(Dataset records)
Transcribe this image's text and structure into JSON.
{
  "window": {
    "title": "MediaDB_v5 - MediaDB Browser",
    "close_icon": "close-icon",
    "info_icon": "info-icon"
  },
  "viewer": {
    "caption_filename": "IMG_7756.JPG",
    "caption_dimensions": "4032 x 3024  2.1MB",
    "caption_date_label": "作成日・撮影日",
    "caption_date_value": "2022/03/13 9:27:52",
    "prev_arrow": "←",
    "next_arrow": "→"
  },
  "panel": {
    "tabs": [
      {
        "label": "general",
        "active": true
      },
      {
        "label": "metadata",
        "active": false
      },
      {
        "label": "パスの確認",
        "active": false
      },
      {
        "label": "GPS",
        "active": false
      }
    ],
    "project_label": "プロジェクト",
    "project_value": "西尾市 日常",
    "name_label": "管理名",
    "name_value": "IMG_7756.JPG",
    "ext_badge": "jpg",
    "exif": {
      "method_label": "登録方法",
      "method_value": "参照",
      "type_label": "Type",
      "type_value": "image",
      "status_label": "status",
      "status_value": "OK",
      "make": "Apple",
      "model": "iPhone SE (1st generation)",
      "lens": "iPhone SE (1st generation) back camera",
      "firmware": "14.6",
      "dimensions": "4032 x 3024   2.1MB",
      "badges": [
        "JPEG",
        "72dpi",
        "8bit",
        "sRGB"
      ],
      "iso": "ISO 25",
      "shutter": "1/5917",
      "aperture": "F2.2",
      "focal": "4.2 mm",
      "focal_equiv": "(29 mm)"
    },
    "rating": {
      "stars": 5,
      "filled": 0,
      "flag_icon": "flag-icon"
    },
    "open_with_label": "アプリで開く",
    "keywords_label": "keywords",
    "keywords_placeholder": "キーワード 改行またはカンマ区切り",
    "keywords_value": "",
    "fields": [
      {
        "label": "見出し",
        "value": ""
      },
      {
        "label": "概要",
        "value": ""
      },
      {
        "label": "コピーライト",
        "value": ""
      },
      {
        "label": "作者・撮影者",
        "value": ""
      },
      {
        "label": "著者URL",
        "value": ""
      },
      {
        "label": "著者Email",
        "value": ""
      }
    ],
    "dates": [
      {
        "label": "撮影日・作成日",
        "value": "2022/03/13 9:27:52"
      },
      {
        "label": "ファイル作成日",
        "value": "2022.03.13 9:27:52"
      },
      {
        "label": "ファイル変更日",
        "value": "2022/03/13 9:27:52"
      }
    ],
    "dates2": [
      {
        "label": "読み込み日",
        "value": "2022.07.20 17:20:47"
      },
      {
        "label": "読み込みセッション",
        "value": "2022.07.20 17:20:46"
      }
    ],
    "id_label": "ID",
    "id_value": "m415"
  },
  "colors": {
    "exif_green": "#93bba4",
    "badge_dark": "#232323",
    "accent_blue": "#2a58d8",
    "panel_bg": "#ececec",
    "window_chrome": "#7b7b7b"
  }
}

WORK TO BE COMPLETED » Show each line of the listing that holds the string "icon".

RESPONSE BELOW »
    "close_icon": "close-icon",
    "info_icon": "info-icon"
      "flag_icon": "flag-icon"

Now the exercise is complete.